● EXERCISE:
Sift the material for lines containing "учащегося", and return them.

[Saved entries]

= = =

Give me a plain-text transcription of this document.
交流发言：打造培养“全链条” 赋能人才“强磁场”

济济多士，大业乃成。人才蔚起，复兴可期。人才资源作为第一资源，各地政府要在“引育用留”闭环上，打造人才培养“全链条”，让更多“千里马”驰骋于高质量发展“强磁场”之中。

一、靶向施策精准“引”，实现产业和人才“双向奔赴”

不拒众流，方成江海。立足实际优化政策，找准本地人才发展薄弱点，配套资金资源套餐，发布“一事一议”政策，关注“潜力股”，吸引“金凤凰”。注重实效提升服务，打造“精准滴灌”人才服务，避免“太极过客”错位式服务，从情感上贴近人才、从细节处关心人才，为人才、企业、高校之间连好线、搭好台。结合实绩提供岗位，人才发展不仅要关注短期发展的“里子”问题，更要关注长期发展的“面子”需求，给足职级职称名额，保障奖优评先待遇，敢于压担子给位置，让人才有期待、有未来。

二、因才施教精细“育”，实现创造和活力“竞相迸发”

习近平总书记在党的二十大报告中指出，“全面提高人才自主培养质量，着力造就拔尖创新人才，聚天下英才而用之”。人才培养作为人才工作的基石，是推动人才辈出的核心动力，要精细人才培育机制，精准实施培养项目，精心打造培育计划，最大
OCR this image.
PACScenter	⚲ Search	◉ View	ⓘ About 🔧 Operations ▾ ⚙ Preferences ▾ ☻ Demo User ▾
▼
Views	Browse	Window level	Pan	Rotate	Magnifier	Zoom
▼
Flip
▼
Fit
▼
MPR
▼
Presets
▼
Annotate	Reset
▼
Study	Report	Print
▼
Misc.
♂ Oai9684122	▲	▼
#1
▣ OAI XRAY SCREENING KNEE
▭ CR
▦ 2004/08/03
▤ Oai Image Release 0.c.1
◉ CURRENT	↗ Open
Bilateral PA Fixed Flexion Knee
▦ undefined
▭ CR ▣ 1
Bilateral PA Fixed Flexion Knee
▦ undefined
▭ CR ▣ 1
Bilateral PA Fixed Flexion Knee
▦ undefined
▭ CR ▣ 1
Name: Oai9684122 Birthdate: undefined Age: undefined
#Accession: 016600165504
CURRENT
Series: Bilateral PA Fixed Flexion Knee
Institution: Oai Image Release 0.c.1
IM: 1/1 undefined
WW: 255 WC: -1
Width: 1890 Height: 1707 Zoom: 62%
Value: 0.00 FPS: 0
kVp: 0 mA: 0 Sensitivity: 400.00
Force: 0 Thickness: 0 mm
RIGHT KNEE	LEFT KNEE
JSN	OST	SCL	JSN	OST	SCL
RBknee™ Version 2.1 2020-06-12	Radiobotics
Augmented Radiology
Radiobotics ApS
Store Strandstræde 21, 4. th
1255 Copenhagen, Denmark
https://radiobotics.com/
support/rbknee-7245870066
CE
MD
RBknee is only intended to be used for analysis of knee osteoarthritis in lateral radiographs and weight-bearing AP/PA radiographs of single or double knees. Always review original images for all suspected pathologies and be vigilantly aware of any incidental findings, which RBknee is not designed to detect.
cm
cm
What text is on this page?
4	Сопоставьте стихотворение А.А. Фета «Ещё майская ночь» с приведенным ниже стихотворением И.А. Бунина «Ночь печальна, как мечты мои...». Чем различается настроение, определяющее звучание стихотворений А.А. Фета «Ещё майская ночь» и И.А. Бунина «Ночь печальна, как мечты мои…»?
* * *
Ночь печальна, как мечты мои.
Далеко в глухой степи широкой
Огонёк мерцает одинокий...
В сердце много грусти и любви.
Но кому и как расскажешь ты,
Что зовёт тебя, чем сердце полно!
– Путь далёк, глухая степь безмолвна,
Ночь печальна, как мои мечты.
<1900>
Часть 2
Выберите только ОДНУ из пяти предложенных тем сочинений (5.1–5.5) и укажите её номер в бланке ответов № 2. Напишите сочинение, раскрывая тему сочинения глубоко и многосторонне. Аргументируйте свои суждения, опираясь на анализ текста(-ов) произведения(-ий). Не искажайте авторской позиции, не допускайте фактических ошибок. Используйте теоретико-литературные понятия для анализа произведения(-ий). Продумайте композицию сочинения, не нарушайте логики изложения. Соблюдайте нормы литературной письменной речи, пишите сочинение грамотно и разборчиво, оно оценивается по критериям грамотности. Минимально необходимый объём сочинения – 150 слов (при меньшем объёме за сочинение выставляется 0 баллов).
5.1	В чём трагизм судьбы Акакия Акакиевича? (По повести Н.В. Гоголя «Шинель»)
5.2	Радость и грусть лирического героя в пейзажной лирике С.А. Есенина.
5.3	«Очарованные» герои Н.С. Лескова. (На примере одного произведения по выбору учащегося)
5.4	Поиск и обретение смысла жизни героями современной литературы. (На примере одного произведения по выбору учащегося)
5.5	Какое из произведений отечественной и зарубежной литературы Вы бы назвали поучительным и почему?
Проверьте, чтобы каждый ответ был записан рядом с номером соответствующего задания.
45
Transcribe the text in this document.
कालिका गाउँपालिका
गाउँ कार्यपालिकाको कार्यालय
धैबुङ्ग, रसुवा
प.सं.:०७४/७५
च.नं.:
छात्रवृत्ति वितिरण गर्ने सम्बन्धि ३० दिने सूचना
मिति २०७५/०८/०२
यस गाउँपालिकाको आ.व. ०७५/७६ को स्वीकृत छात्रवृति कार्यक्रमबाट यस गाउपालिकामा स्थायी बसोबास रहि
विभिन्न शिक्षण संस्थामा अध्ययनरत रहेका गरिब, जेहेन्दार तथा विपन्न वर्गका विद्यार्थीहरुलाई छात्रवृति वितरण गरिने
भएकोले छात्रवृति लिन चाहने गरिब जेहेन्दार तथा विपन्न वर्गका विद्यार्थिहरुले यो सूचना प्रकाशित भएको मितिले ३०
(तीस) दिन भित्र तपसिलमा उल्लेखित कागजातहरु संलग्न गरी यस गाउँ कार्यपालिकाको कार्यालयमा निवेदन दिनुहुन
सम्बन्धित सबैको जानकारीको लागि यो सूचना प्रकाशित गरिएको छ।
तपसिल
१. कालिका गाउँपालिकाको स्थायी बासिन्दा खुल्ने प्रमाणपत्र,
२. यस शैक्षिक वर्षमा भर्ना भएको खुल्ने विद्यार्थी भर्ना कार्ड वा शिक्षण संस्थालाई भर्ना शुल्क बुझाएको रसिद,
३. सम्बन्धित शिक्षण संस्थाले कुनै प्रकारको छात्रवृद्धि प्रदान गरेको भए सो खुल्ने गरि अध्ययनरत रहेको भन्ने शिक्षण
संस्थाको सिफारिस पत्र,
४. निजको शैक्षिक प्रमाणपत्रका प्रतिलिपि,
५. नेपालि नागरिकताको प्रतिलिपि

= = =

● EXERCISE SOLUTION:
5.3	«Очарованные» герои Н.С. Лескова. (На примере одного произведения по выбору учащегося)
5.4	Поиск и обретение смысла жизни героями современной литературы. (На примере одного произведения по выбору учащегося)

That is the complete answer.